--- PROBLEM STATEMENT ---
How many lines in these records hold the string "万位用户"? Reply with the number alone.

-- -- --

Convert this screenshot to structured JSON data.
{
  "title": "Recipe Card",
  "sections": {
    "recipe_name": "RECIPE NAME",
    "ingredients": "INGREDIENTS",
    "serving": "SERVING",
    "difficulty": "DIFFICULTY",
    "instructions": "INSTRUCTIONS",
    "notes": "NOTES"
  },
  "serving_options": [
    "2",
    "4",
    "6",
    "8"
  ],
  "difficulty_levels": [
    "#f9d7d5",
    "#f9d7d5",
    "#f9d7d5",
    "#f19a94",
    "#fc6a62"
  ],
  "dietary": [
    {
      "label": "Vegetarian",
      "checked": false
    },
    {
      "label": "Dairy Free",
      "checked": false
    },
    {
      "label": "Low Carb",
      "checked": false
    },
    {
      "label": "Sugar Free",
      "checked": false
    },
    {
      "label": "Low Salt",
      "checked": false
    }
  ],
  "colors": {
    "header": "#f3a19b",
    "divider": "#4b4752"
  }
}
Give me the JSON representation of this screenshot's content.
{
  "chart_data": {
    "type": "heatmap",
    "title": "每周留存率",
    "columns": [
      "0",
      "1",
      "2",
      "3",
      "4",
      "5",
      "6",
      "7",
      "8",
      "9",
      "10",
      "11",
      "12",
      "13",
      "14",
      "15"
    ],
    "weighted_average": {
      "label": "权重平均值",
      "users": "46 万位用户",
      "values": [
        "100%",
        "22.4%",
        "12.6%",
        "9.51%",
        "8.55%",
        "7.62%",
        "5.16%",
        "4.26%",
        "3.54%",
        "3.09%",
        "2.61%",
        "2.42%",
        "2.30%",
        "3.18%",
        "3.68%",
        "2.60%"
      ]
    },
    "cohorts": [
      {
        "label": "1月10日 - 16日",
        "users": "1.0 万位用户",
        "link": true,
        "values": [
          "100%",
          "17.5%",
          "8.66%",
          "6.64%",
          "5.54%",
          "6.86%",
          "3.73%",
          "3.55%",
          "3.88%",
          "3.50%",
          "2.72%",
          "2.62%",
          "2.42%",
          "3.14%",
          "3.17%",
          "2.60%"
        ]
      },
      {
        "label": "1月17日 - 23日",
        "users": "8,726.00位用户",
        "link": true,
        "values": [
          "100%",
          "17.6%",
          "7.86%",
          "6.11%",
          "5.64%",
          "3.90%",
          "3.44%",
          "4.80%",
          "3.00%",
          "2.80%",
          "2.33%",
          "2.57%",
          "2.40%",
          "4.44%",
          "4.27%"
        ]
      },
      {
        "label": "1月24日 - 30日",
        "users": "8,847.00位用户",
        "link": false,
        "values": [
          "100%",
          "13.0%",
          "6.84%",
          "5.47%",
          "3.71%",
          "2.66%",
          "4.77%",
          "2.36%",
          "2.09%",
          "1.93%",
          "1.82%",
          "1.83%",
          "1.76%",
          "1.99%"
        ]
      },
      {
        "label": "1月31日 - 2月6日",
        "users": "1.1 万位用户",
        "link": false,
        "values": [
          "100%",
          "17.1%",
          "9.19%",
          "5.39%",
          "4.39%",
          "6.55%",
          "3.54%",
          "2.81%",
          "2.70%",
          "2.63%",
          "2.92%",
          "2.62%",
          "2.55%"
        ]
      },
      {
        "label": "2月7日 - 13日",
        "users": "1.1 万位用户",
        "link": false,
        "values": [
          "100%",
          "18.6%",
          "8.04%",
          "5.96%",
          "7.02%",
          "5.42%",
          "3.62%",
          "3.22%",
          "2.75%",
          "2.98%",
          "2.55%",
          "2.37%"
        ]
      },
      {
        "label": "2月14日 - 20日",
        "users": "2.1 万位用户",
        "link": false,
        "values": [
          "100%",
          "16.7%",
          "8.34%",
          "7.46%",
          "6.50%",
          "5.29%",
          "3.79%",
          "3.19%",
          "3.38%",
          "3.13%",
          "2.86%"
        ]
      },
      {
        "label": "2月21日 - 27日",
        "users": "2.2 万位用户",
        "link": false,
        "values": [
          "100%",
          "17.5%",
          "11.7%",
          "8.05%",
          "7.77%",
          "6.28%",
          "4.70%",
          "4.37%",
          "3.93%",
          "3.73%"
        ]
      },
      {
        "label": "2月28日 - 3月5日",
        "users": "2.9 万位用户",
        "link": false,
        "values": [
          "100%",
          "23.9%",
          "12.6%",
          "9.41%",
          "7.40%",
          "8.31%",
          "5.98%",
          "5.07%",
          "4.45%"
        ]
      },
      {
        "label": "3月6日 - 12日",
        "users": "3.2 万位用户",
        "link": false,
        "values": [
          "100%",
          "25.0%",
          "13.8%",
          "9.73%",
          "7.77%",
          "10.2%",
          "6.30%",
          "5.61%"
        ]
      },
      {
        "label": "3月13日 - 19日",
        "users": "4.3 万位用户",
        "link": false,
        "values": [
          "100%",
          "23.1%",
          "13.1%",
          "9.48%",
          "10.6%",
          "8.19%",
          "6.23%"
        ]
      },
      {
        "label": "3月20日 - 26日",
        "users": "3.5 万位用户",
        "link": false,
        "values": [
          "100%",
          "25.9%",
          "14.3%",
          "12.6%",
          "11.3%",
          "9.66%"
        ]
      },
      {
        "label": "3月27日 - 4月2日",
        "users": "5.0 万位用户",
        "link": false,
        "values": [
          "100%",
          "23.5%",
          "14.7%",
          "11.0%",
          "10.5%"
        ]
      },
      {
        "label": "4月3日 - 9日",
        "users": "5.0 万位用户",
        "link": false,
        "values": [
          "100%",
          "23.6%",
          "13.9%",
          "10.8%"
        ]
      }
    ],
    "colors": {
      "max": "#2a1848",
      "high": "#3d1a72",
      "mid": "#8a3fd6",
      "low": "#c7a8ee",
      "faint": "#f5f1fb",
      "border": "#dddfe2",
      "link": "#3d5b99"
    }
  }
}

-- -- --

--- FULL SOLUTION ---
12